** start **
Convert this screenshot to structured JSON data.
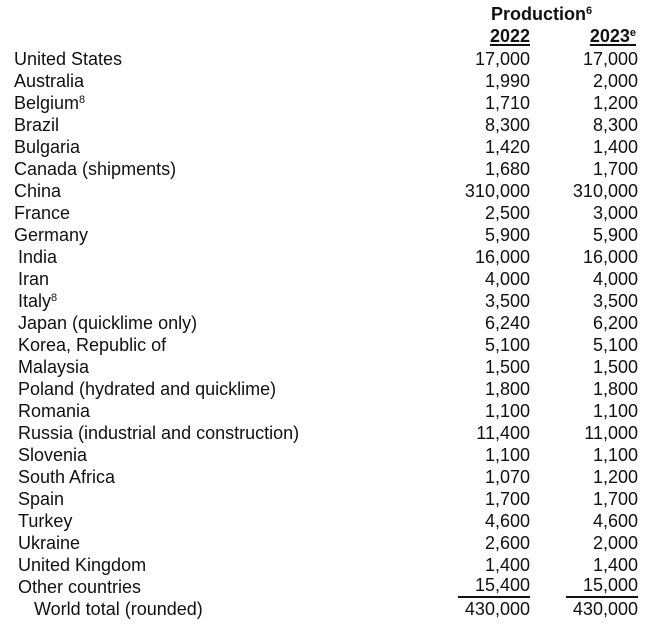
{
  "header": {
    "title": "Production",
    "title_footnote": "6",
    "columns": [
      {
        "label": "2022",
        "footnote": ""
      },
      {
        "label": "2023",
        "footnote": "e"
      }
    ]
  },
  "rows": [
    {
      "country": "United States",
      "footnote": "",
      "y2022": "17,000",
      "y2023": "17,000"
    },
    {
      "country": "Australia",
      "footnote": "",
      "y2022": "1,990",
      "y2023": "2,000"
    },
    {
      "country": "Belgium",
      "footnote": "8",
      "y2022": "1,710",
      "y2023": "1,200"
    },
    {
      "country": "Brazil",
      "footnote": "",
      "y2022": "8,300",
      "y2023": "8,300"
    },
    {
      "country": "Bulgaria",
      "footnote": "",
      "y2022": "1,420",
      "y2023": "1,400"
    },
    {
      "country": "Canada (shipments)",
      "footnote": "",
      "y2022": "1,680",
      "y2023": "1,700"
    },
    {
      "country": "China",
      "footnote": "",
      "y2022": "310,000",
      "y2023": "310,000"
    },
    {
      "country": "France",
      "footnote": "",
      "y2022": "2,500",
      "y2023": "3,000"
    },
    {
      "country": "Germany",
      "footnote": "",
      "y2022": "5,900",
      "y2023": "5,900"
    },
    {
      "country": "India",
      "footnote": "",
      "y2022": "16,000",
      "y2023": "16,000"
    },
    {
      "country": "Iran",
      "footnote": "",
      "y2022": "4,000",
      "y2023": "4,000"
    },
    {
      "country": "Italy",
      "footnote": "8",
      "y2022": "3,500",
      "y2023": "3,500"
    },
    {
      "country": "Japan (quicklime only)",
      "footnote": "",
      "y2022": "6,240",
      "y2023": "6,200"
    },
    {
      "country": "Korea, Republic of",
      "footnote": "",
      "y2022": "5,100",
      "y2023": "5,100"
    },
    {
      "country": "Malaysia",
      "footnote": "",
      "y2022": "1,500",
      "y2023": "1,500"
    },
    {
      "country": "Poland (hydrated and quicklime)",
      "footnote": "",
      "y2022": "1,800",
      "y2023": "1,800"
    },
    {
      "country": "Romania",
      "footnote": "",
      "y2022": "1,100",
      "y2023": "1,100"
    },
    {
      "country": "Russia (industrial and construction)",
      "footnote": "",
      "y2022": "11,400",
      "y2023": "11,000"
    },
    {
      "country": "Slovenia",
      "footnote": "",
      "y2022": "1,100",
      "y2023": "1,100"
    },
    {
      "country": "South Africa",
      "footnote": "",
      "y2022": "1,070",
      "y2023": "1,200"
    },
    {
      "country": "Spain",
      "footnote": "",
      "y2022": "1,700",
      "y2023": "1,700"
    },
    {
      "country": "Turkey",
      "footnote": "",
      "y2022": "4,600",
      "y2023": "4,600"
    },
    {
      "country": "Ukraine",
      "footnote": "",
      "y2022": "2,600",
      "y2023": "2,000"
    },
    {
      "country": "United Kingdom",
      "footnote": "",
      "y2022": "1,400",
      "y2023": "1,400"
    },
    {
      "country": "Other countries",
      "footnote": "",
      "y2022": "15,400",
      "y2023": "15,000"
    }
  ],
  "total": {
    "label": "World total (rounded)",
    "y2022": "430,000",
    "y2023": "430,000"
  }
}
** end **
** start **
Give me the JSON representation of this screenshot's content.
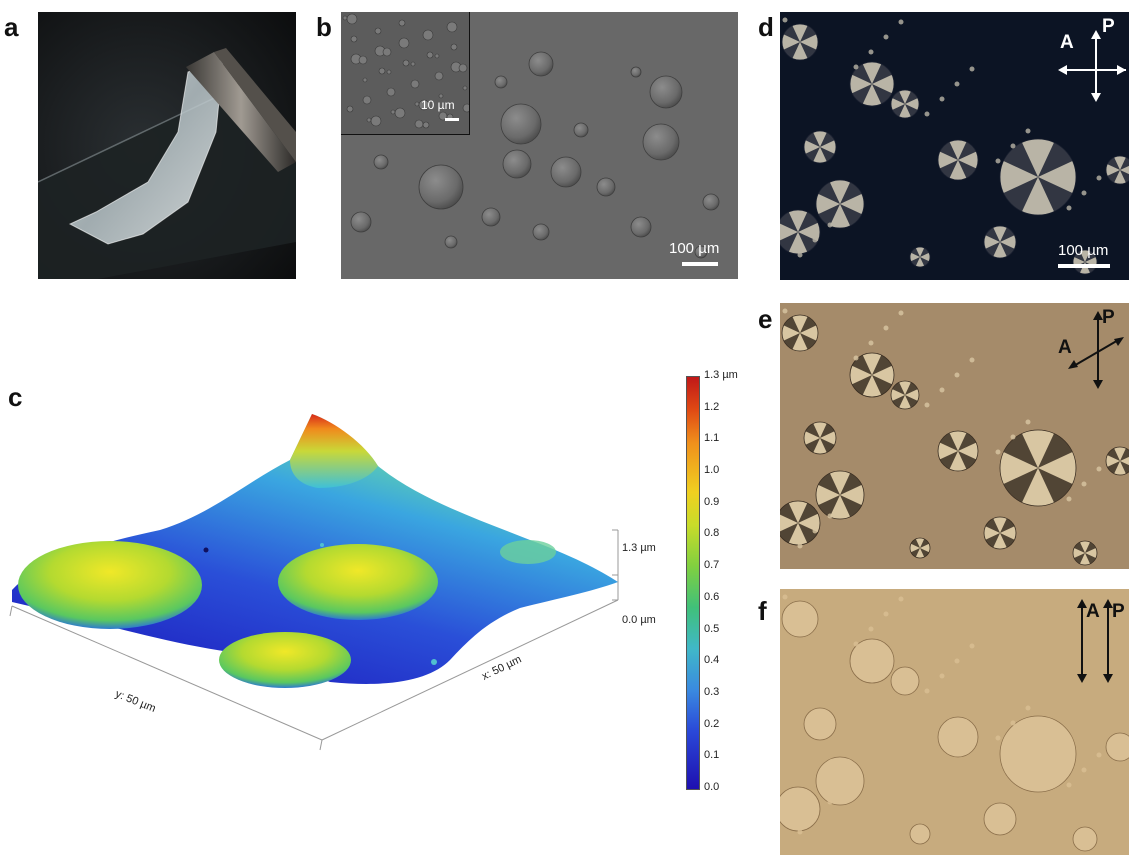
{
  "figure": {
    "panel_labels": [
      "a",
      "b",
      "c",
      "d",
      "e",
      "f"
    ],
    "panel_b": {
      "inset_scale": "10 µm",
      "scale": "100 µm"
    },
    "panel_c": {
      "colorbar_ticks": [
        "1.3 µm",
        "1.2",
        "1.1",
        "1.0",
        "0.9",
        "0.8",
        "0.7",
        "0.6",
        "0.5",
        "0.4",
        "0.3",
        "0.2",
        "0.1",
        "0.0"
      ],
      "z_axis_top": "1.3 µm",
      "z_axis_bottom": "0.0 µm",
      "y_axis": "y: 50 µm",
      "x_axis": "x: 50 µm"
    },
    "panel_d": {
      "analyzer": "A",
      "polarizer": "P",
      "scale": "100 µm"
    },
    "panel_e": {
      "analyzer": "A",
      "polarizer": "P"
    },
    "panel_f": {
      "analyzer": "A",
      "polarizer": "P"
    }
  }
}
** end **
Look through the listing and extract every line with "this" in it.

▶ THE SOLUTION
Convert this screenshot to structured JSON data.
Give me the JSON representation of this screenshot's content.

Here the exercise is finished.